• Working data:
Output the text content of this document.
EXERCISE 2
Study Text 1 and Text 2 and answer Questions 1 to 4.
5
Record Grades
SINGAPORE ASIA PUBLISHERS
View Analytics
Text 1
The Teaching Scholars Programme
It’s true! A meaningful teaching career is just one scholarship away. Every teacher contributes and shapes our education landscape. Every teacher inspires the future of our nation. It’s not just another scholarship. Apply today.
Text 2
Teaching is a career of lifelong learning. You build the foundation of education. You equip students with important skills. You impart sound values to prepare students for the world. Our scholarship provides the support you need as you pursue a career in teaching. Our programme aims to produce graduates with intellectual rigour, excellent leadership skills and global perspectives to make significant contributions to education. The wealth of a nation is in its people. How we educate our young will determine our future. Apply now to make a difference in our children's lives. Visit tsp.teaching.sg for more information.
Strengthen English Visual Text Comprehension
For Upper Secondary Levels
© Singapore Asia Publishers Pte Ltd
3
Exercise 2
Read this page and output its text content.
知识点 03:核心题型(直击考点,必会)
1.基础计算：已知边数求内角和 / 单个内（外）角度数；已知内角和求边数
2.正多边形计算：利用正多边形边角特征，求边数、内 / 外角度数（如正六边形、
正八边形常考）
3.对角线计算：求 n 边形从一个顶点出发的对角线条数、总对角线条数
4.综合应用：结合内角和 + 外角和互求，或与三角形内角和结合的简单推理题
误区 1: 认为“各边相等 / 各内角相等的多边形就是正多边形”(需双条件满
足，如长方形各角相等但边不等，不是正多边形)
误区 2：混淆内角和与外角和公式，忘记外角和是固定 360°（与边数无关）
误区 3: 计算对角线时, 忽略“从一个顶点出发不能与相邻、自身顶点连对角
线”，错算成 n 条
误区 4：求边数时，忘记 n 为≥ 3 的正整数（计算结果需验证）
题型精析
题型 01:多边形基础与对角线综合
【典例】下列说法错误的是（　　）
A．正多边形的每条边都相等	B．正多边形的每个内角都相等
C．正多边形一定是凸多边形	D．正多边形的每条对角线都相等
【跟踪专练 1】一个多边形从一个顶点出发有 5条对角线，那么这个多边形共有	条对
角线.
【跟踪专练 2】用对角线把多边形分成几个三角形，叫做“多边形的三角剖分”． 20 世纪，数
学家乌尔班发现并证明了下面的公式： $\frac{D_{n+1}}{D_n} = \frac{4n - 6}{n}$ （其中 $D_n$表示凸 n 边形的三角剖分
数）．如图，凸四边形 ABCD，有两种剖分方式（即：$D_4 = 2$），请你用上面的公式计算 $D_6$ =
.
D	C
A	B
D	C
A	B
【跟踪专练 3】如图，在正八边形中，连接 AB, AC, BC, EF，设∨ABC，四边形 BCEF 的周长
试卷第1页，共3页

• To do: Your task is to repeat the data exactly; please include every line.

• Task result:
Output the text content of this document.
EXERCISE 2
Study Text 1 and Text 2 and answer Questions 1 to 4.
5
Record Grades
SINGAPORE ASIA PUBLISHERS
View Analytics
Text 1
The Teaching Scholars Programme
It’s true! A meaningful teaching career is just one scholarship away. Every teacher contributes and shapes our education landscape. Every teacher inspires the future of our nation. It’s not just another scholarship. Apply today.
Text 2
Teaching is a career of lifelong learning. You build the foundation of education. You equip students with important skills. You impart sound values to prepare students for the world. Our scholarship provides the support you need as you pursue a career in teaching. Our programme aims to produce graduates with intellectual rigour, excellent leadership skills and global perspectives to make significant contributions to education. The wealth of a nation is in its people. How we educate our young will determine our future. Apply now to make a difference in our children's lives. Visit tsp.teaching.sg for more information.
Strengthen English Visual Text Comprehension
For Upper Secondary Levels
© Singapore Asia Publishers Pte Ltd
3
Exercise 2
Read this page and output its text content.
知识点 03:核心题型(直击考点,必会)
1.基础计算：已知边数求内角和 / 单个内（外）角度数；已知内角和求边数
2.正多边形计算：利用正多边形边角特征，求边数、内 / 外角度数（如正六边形、
正八边形常考）
3.对角线计算：求 n 边形从一个顶点出发的对角线条数、总对角线条数
4.综合应用：结合内角和 + 外角和互求，或与三角形内角和结合的简单推理题
误区 1: 认为“各边相等 / 各内角相等的多边形就是正多边形”(需双条件满
足，如长方形各角相等但边不等，不是正多边形)
误区 2：混淆内角和与外角和公式，忘记外角和是固定 360°（与边数无关）
误区 3: 计算对角线时, 忽略“从一个顶点出发不能与相邻、自身顶点连对角
线”，错算成 n 条
误区 4：求边数时，忘记 n 为≥ 3 的正整数（计算结果需验证）
题型精析
题型 01:多边形基础与对角线综合
【典例】下列说法错误的是（　　）
A．正多边形的每条边都相等	B．正多边形的每个内角都相等
C．正多边形一定是凸多边形	D．正多边形的每条对角线都相等
【跟踪专练 1】一个多边形从一个顶点出发有 5条对角线，那么这个多边形共有	条对
角线.
【跟踪专练 2】用对角线把多边形分成几个三角形，叫做“多边形的三角剖分”． 20 世纪，数
学家乌尔班发现并证明了下面的公式： $\frac{D_{n+1}}{D_n} = \frac{4n - 6}{n}$ （其中 $D_n$表示凸 n 边形的三角剖分
数）．如图，凸四边形 ABCD，有两种剖分方式（即：$D_4 = 2$），请你用上面的公式计算 $D_6$ =
.
D	C
A	B
D	C
A	B
【跟踪专练 3】如图，在正八边形中，连接 AB, AC, BC, EF，设∨ABC，四边形 BCEF 的周长
试卷第1页，共3页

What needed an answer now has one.